**Objective:** Drop all pictures and repeat exactly the lines from the line holding "Output the text content of this document." through the end of the records.

Data entries:

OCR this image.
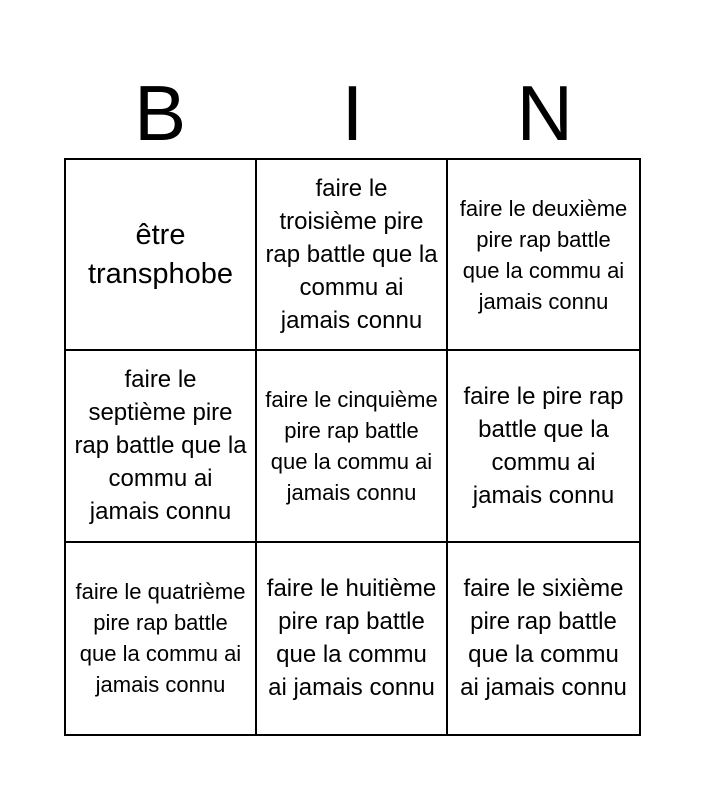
B	I	N
être transphobe
faire le troisième pire rap battle que la commu ai jamais connu
faire le deuxième pire rap battle que la commu ai jamais connu
faire le septième pire rap battle que la commu ai jamais connu
faire le cinquième pire rap battle que la commu ai jamais connu
faire le pire rap battle que la commu ai jamais connu
faire le quatrième pire rap battle que la commu ai jamais connu
faire le huitième pire rap battle que la commu ai jamais connu
faire le sixième pire rap battle que la commu ai jamais connu
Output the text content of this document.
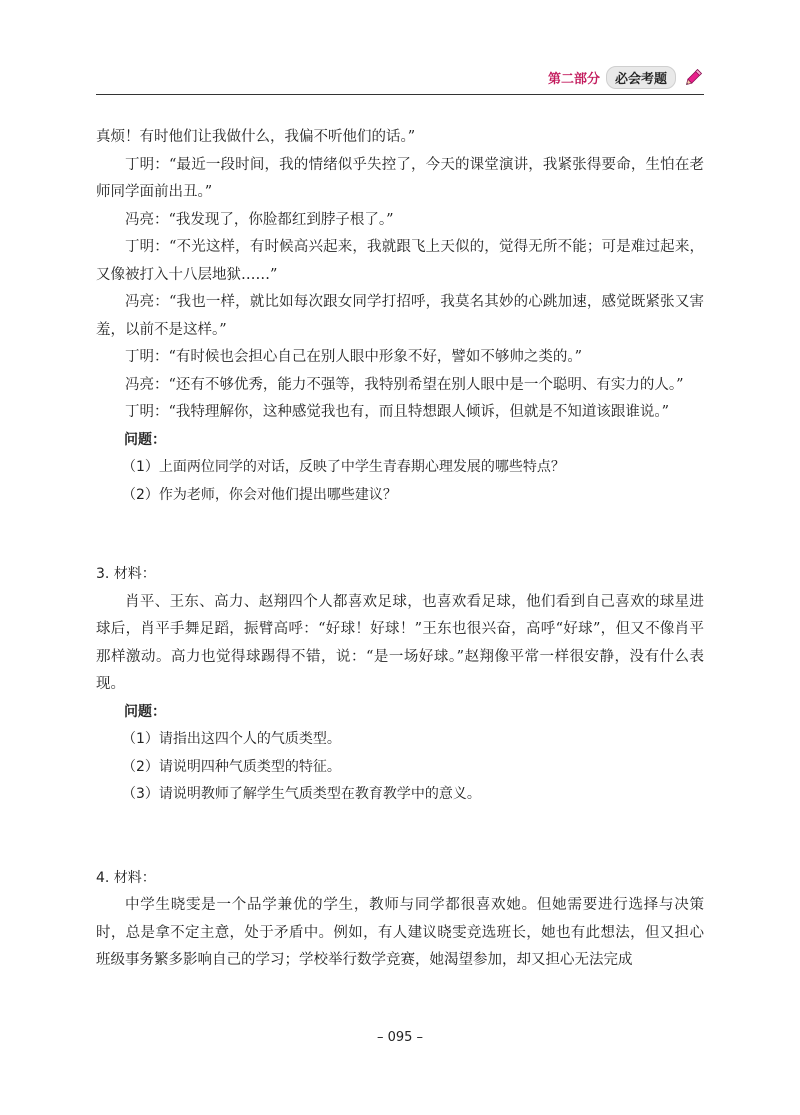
第二部分	必会考题

真烦！有时他们让我做什么，我偏不听他们的话。”

丁明：“最近一段时间，我的情绪似乎失控了，今天的课堂演讲，我紧张得要命，生怕在老师同学面前出丑。”

冯亮：“我发现了，你脸都红到脖子根了。”

丁明：“不光这样，有时候高兴起来，我就跟飞上天似的，觉得无所不能；可是难过起来，又像被打入十八层地狱……”

冯亮：“我也一样，就比如每次跟女同学打招呼，我莫名其妙的心跳加速，感觉既紧张又害羞，以前不是这样。”

丁明：“有时候也会担心自己在别人眼中形象不好，譬如不够帅之类的。”

冯亮：“还有不够优秀，能力不强等，我特别希望在别人眼中是一个聪明、有实力的人。”

丁明：“我特理解你，这种感觉我也有，而且特想跟人倾诉，但就是不知道该跟谁说。”

问题：

（1）上面两位同学的对话，反映了中学生青春期心理发展的哪些特点？

（2）作为老师，你会对他们提出哪些建议？

3. 材料：

肖平、王东、高力、赵翔四个人都喜欢足球，也喜欢看足球，他们看到自己喜欢的球星进球后，肖平手舞足蹈，振臂高呼：“好球！好球！”王东也很兴奋，高呼“好球”，但又不像肖平那样激动。高力也觉得球踢得不错，说：“是一场好球。”赵翔像平常一样很安静，没有什么表现。

问题：

（1）请指出这四个人的气质类型。

（2）请说明四种气质类型的特征。

（3）请说明教师了解学生气质类型在教育教学中的意义。

4. 材料：

中学生晓雯是一个品学兼优的学生，教师与同学都很喜欢她。但她需要进行选择与决策时，总是拿不定主意，处于矛盾中。例如，有人建议晓雯竞选班长，她也有此想法，但又担心班级事务繁多影响自己的学习；学校举行数学竞赛，她渴望参加，却又担心无法完成

– 095 –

**Correct output:**
Output the text content of this document.
第二部分	必会考题

真烦！有时他们让我做什么，我偏不听他们的话。”

丁明：“最近一段时间，我的情绪似乎失控了，今天的课堂演讲，我紧张得要命，生怕在老师同学面前出丑。”

冯亮：“我发现了，你脸都红到脖子根了。”

丁明：“不光这样，有时候高兴起来，我就跟飞上天似的，觉得无所不能；可是难过起来，又像被打入十八层地狱……”

冯亮：“我也一样，就比如每次跟女同学打招呼，我莫名其妙的心跳加速，感觉既紧张又害羞，以前不是这样。”

丁明：“有时候也会担心自己在别人眼中形象不好，譬如不够帅之类的。”

冯亮：“还有不够优秀，能力不强等，我特别希望在别人眼中是一个聪明、有实力的人。”

丁明：“我特理解你，这种感觉我也有，而且特想跟人倾诉，但就是不知道该跟谁说。”

问题：

（1）上面两位同学的对话，反映了中学生青春期心理发展的哪些特点？

（2）作为老师，你会对他们提出哪些建议？

3. 材料：

肖平、王东、高力、赵翔四个人都喜欢足球，也喜欢看足球，他们看到自己喜欢的球星进球后，肖平手舞足蹈，振臂高呼：“好球！好球！”王东也很兴奋，高呼“好球”，但又不像肖平那样激动。高力也觉得球踢得不错，说：“是一场好球。”赵翔像平常一样很安静，没有什么表现。

问题：

（1）请指出这四个人的气质类型。

（2）请说明四种气质类型的特征。

（3）请说明教师了解学生气质类型在教育教学中的意义。

4. 材料：

中学生晓雯是一个品学兼优的学生，教师与同学都很喜欢她。但她需要进行选择与决策时，总是拿不定主意，处于矛盾中。例如，有人建议晓雯竞选班长，她也有此想法，但又担心班级事务繁多影响自己的学习；学校举行数学竞赛，她渴望参加，却又担心无法完成

– 095 –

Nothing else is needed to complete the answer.